- [Figure record listings]
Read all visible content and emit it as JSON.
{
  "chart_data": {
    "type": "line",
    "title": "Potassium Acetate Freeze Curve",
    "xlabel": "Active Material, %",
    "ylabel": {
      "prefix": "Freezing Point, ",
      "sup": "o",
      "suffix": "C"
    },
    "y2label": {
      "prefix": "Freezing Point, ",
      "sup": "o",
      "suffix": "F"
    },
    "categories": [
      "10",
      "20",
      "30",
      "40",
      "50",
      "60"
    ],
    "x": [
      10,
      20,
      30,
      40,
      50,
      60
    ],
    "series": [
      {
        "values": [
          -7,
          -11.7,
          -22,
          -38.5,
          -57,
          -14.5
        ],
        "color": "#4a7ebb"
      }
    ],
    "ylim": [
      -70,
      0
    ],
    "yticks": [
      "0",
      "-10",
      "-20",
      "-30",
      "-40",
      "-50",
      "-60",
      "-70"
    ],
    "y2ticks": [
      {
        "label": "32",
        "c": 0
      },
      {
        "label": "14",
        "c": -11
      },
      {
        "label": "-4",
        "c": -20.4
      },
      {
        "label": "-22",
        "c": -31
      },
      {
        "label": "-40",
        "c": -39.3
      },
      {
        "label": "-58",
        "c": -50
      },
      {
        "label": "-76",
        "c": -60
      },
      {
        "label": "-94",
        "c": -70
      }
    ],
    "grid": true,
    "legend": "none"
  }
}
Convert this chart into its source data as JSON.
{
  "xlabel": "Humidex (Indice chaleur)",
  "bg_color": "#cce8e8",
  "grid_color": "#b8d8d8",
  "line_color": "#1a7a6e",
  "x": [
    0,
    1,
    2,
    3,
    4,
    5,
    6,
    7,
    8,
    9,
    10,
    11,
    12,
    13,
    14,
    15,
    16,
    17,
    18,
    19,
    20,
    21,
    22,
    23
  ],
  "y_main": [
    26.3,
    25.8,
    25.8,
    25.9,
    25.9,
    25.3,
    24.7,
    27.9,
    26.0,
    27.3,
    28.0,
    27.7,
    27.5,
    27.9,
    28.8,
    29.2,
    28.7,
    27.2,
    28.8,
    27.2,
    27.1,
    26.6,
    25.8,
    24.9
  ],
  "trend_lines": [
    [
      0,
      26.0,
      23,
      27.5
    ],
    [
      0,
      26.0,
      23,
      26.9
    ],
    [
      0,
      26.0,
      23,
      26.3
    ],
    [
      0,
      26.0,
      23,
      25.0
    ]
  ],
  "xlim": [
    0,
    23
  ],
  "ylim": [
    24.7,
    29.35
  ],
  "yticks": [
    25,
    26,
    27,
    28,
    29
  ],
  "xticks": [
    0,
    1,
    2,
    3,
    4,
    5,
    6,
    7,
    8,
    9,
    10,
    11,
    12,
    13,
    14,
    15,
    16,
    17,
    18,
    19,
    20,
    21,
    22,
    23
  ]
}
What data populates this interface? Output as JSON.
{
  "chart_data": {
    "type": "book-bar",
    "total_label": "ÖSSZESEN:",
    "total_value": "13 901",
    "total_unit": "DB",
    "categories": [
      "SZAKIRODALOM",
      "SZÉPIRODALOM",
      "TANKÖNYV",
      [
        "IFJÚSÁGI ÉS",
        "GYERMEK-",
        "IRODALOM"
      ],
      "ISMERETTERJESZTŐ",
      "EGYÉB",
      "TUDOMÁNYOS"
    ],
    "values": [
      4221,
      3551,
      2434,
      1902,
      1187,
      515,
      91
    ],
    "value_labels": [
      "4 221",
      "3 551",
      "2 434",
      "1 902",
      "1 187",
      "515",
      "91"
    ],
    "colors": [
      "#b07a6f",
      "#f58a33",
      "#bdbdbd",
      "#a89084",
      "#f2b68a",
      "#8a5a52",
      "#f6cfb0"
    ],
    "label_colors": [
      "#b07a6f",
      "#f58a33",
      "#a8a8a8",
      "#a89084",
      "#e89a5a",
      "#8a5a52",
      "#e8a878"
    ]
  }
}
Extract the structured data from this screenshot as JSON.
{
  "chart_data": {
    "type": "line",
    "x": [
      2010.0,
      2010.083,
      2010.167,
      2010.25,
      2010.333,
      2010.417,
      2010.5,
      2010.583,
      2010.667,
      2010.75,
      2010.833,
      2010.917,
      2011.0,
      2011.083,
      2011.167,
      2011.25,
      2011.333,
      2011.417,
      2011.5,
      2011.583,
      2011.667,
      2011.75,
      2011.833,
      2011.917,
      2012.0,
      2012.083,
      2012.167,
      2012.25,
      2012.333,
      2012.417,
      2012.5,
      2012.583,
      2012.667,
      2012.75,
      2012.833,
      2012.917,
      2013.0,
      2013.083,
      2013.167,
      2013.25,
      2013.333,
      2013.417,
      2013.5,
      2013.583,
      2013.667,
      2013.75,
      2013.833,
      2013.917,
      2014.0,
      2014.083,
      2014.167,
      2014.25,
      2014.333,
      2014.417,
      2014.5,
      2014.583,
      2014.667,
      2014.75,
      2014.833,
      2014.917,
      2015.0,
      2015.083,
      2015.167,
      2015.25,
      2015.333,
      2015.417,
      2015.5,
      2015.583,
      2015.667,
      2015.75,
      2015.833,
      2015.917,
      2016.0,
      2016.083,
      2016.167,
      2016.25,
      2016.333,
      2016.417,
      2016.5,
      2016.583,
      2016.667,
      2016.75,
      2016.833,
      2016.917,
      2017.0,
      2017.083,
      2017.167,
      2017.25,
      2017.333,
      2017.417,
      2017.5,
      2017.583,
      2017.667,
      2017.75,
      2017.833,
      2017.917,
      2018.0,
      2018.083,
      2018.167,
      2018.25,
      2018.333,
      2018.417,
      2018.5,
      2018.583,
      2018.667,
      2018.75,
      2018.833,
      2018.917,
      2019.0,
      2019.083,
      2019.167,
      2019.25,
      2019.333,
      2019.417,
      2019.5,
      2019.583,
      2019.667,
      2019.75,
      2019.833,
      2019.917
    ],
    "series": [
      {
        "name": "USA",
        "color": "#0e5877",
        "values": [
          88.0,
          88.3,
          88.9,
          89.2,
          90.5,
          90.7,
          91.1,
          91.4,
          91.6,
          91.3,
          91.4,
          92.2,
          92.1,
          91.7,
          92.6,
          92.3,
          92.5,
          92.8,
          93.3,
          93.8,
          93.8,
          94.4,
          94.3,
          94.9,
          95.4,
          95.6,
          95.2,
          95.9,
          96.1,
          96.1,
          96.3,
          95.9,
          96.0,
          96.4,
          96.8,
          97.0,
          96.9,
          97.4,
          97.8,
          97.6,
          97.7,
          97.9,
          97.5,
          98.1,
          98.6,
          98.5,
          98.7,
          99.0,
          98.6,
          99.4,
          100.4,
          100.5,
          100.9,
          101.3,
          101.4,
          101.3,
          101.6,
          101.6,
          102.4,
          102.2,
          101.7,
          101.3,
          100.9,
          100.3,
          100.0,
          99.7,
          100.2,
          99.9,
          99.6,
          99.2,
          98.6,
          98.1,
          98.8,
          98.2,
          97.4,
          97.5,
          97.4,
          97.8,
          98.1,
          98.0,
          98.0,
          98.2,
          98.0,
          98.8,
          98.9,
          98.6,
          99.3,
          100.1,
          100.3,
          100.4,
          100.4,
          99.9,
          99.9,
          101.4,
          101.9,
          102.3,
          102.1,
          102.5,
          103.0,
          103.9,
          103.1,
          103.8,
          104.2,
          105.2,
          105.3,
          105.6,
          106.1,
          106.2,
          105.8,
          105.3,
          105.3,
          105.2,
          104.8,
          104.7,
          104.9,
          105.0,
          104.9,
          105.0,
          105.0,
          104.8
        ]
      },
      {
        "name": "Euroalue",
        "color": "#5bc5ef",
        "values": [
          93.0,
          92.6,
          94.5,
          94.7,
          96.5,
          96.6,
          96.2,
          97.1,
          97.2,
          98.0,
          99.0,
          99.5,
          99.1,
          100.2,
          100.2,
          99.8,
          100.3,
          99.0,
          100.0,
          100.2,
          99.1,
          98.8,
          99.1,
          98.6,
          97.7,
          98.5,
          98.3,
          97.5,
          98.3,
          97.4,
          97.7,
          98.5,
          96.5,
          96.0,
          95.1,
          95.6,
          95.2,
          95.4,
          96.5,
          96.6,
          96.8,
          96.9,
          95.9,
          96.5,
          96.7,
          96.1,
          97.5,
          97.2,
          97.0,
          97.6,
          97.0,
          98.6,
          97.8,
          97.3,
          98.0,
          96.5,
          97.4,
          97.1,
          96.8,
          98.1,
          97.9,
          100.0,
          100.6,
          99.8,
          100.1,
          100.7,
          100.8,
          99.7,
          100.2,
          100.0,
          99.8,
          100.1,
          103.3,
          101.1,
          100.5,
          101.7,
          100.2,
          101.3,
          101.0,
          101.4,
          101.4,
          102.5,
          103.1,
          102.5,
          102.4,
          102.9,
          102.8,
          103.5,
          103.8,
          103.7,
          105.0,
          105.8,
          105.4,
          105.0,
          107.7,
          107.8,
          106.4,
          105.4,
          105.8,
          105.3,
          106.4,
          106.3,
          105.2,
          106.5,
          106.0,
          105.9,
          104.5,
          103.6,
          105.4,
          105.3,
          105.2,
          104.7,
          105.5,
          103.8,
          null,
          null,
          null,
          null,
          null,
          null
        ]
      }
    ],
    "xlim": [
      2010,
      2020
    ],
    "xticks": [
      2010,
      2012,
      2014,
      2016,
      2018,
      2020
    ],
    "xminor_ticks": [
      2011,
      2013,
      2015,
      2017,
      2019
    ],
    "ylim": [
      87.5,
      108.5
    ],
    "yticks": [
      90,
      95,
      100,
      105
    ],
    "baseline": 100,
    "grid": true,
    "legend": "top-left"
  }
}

- [Aim] Return every line from the records above that holds the word "JSON".

- [Answer to this exercise]
Read all visible content and emit it as JSON.
Convert this chart into its source data as JSON.
What data populates this interface? Output as JSON.
Extract the structured data from this screenshot as JSON.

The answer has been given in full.